SET EXERCISE →
Pull out every line of the listing below where "Local" appears.

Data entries
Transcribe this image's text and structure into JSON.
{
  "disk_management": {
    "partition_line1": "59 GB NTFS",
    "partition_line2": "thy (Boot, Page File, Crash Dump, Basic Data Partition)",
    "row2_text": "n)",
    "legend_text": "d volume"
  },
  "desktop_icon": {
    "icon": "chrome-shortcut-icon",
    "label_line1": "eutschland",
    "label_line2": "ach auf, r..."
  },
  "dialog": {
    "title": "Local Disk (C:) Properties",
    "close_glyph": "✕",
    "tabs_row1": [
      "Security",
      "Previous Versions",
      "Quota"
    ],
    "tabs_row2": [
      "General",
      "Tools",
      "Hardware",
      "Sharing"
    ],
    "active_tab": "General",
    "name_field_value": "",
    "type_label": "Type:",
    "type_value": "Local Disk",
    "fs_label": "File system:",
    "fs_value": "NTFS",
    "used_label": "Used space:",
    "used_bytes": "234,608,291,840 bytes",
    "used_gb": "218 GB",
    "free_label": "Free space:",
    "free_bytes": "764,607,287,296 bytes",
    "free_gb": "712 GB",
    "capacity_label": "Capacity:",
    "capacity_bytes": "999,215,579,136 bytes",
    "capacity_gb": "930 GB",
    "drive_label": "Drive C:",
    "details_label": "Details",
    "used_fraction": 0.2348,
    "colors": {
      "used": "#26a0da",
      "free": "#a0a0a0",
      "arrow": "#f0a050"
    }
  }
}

ANSWER IN FULL →
    "title": "Local Disk (C:) Properties",
    "type_value": "Local Disk",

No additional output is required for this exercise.